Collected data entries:
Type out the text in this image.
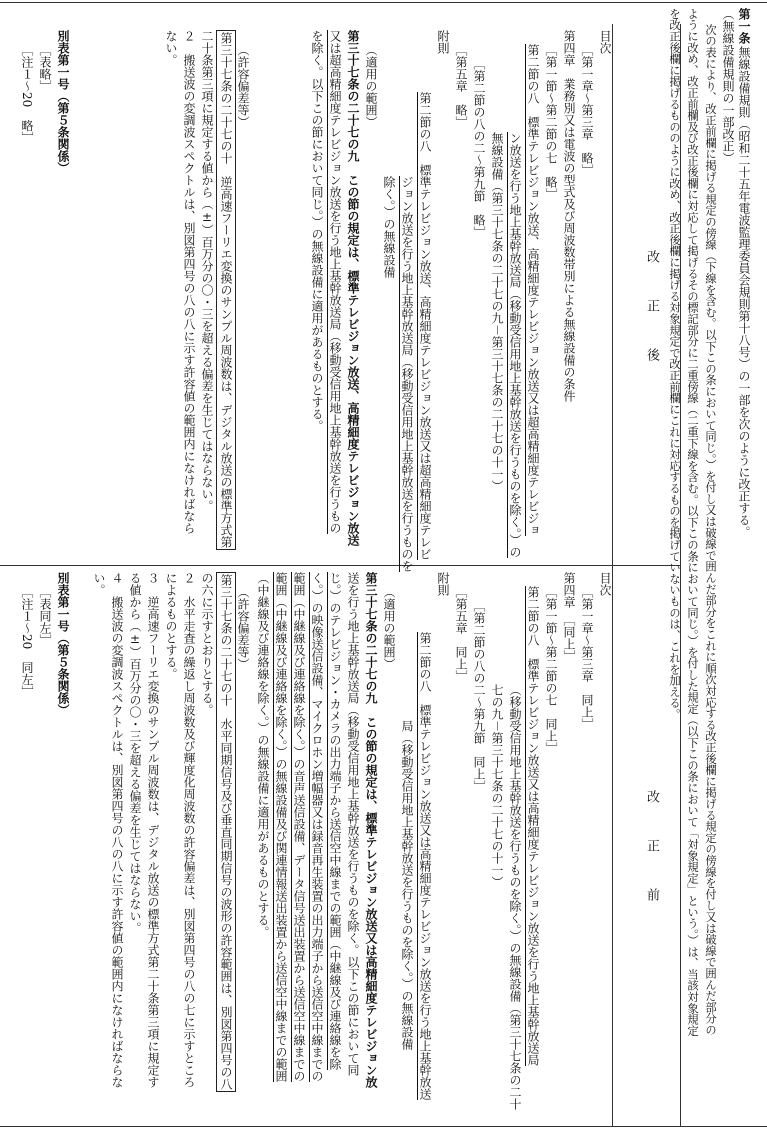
（無線設備規則の一部改正） 第一条
無線設備規則（昭和二十五年電波監理委員会規則第十八号）の一部を次のように改正する。
次の表により、改正前欄に掲げる規定の傍線（下線を含む。以下この条において同じ。）を付し又は破線で囲んだ部分をこれに順次対応する改正後欄に掲げる規定の傍線を付し又は破線で囲んだ部分の
ように改め、改正前欄及び改正後欄に対応して掲げるその標記部分に二重傍線（二重下線を含む。以下この条において同じ。）を付した規定（以下この条において「対象規定」という。）は、当該対象規定
を改正後欄に掲げるもののように改め、改正後欄に掲げる対象規定で改正前欄にこれに対応するものを掲げていないものは、これを加える。
改正後
改正前
目次
［第一章～第三章　略］
第四章　業務別又は電波の型式及び周波数帯別による無線設備の条件
［第一節～第二節の七　略］
第二節の八　標準テレビジョン放送、高精細度テレビジョン放送又は超高精細度テレビジョ
ン放送を行う地上基幹放送局（移動受信用地上基幹放送を行うものを除く。）の
無線設備（第三十七条の二十七の九－第三十七条の二十七の十一）
［第二節の八の二～第九節　略］
［第五章　略］
附則
第二節の八　標準テレビジョン放送、高精細度テレビジョン放送又は超高精細度テレビ
ジョン放送を行う地上基幹放送局（移動受信用地上基幹放送を行うものを
除く。）の無線設備
（適用の範囲）
第三十七条の二十七の九　この節の規定は、標準テレビジョン放送、高精細度テレビジョン放送
又は超高精細度テレビジョン放送を行う地上基幹放送局（移動受信用地上基幹放送を行うもの
を除く。以下この節において同じ。）の無線設備に適用があるものとする。
（許容偏差等）
第三十七条の二十七の十　逆高速フーリエ変換のサンプル周波数は、デジタル放送の標準方式第
二十条第三項に規定する値から（±）百万分の〇・三を超える偏差を生じてはならない。
２　搬送波の変調波スペクトルは、別図第四号の八の八に示す許容値の範囲内になければなら
ない。
別表第一号（第５条関係）
［表略］
［注１～20　略］
目次
［第一章～第三章　同上］
第四章　［同上］
［第一節～第二節の七　同上］
第二節の八　標準テレビジョン放送又は高精細度テレビジョン放送を行う地上基幹放送局
（移動受信用地上基幹放送を行うものを除く。）の無線設備（第三十七条の二十
七の九－第三十七条の二十七の十一）
［第二節の八の二～第九節　同上］
［第五章　同上］
附則
第二節の八　標準テレビジョン放送又は高精細度テレビジョン放送を行う地上基幹放送
局（移動受信用地上基幹放送を行うものを除く。）の無線設備
（適用の範囲）
第三十七条の二十七の九　この節の規定は、標準テレビジョン放送又は高精細度テレビジョン放
送を行う地上基幹放送局（移動受信用地上基幹放送を行うものを除く。以下この節において同
じ。）のテレビジョン・カメラの出力端子から送信空中線までの範囲（中継線及び連絡線を除
く。）の映像送信設備、マイクロホン増幅器又は録音再生装置の出力端子から送信空中線までの
範囲（中継線及び連絡線を除く。）の音声送信設備、データ信号送出装置から送信空中線までの
範囲（中継線及び連絡線を除く。）の無線設備及び関連情報送出装置から送信空中線までの範囲
（中継線及び連絡線を除く。）の無線設備に適用があるものとする。
（許容偏差等）
第三十七条の二十七の十　水平同期信号及び垂直同期信号の波形の許容範囲は、別図第四号の八
の六に示すとおりとする。
２　水平走査の繰返し周波数及び輝度化周波数の許容偏差は、別図第四号の八の七に示すところ
によるものとする。
３　逆高速フーリエ変換のサンプル周波数は、デジタル放送の標準方式第二十条第三項に規定す
る値から（±）百万分の〇・三を超える偏差を生じてはならない。
４　搬送波の変調波スペクトルは、別図第四号の八の八に示す許容値の範囲内になければならな
い。
別表第一号（第５条関係）
［表同左］
［注１～20　同左］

◆ Written task ◆
Write the records out again in full, exactly, and skip every picture.

◆ Solution to this problem ◆
Type out the text in this image.
（無線設備規則の一部改正） 第一条
無線設備規則（昭和二十五年電波監理委員会規則第十八号）の一部を次のように改正する。
次の表により、改正前欄に掲げる規定の傍線（下線を含む。以下この条において同じ。）を付し又は破線で囲んだ部分をこれに順次対応する改正後欄に掲げる規定の傍線を付し又は破線で囲んだ部分の
ように改め、改正前欄及び改正後欄に対応して掲げるその標記部分に二重傍線（二重下線を含む。以下この条において同じ。）を付した規定（以下この条において「対象規定」という。）は、当該対象規定
を改正後欄に掲げるもののように改め、改正後欄に掲げる対象規定で改正前欄にこれに対応するものを掲げていないものは、これを加える。
改正後
改正前
目次
［第一章～第三章　略］
第四章　業務別又は電波の型式及び周波数帯別による無線設備の条件
［第一節～第二節の七　略］
第二節の八　標準テレビジョン放送、高精細度テレビジョン放送又は超高精細度テレビジョ
ン放送を行う地上基幹放送局（移動受信用地上基幹放送を行うものを除く。）の
無線設備（第三十七条の二十七の九－第三十七条の二十七の十一）
［第二節の八の二～第九節　略］
［第五章　略］
附則
第二節の八　標準テレビジョン放送、高精細度テレビジョン放送又は超高精細度テレビ
ジョン放送を行う地上基幹放送局（移動受信用地上基幹放送を行うものを
除く。）の無線設備
（適用の範囲）
第三十七条の二十七の九　この節の規定は、標準テレビジョン放送、高精細度テレビジョン放送
又は超高精細度テレビジョン放送を行う地上基幹放送局（移動受信用地上基幹放送を行うもの
を除く。以下この節において同じ。）の無線設備に適用があるものとする。
（許容偏差等）
第三十七条の二十七の十　逆高速フーリエ変換のサンプル周波数は、デジタル放送の標準方式第
二十条第三項に規定する値から（±）百万分の〇・三を超える偏差を生じてはならない。
２　搬送波の変調波スペクトルは、別図第四号の八の八に示す許容値の範囲内になければなら
ない。
別表第一号（第５条関係）
［表略］
［注１～20　略］
目次
［第一章～第三章　同上］
第四章　［同上］
［第一節～第二節の七　同上］
第二節の八　標準テレビジョン放送又は高精細度テレビジョン放送を行う地上基幹放送局
（移動受信用地上基幹放送を行うものを除く。）の無線設備（第三十七条の二十
七の九－第三十七条の二十七の十一）
［第二節の八の二～第九節　同上］
［第五章　同上］
附則
第二節の八　標準テレビジョン放送又は高精細度テレビジョン放送を行う地上基幹放送
局（移動受信用地上基幹放送を行うものを除く。）の無線設備
（適用の範囲）
第三十七条の二十七の九　この節の規定は、標準テレビジョン放送又は高精細度テレビジョン放
送を行う地上基幹放送局（移動受信用地上基幹放送を行うものを除く。以下この節において同
じ。）のテレビジョン・カメラの出力端子から送信空中線までの範囲（中継線及び連絡線を除
く。）の映像送信設備、マイクロホン増幅器又は録音再生装置の出力端子から送信空中線までの
範囲（中継線及び連絡線を除く。）の音声送信設備、データ信号送出装置から送信空中線までの
範囲（中継線及び連絡線を除く。）の無線設備及び関連情報送出装置から送信空中線までの範囲
（中継線及び連絡線を除く。）の無線設備に適用があるものとする。
（許容偏差等）
第三十七条の二十七の十　水平同期信号及び垂直同期信号の波形の許容範囲は、別図第四号の八
の六に示すとおりとする。
２　水平走査の繰返し周波数及び輝度化周波数の許容偏差は、別図第四号の八の七に示すところ
によるものとする。
３　逆高速フーリエ変換のサンプル周波数は、デジタル放送の標準方式第二十条第三項に規定す
る値から（±）百万分の〇・三を超える偏差を生じてはならない。
４　搬送波の変調波スペクトルは、別図第四号の八の八に示す許容値の範囲内になければならな
い。
別表第一号（第５条関係）
［表同左］
［注１～20　同左］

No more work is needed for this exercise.